** Begin **
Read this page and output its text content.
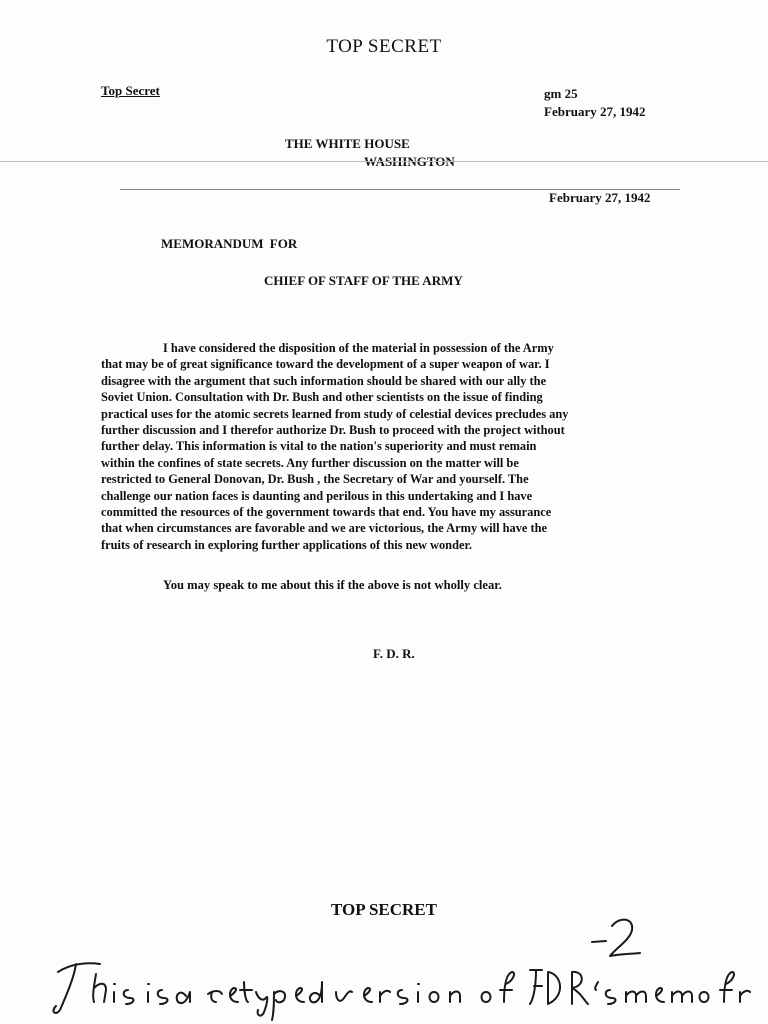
TOP SECRET
Top Secret	gm 25
February 27, 1942
THE WHITE HOUSE
WASHINGTON
February 27, 1942
MEMORANDUM FOR
CHIEF OF STAFF OF THE ARMY
I have considered the disposition of the material in possession of the Army
that may be of great significance toward the development of a super weapon of war. I
disagree with the argument that such information should be shared with our ally the
Soviet Union. Consultation with Dr. Bush and other scientists on the issue of finding
practical uses for the atomic secrets learned from study of celestial devices precludes any
further discussion and I therefor authorize Dr. Bush to proceed with the project without
further delay. This information is vital to the nation's superiority and must remain
within the confines of state secrets. Any further discussion on the matter will be
restricted to General Donovan, Dr. Bush , the Secretary of War and yourself. The
challenge our nation faces is daunting and perilous in this undertaking and I have
committed the resources of the government towards that end. You have my assurance
that when circumstances are favorable and we are victorious, the Army will have the
fruits of research in exploring further applications of this new wonder.
You may speak to me about this if the above is not wholly clear.
F. D. R.
TOP SECRET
** End **
▸ TASK TO CARRY OUT
Leave out every line without the string "Bush" and copy the rest.

▸ OUTPUT FOR THIS EXERCISE
Soviet Union. Consultation with Dr. Bush and other scientists on the issue of finding
further discussion and I therefor authorize Dr. Bush to proceed with the project without
restricted to General Donovan, Dr. Bush , the Secretary of War and yourself. The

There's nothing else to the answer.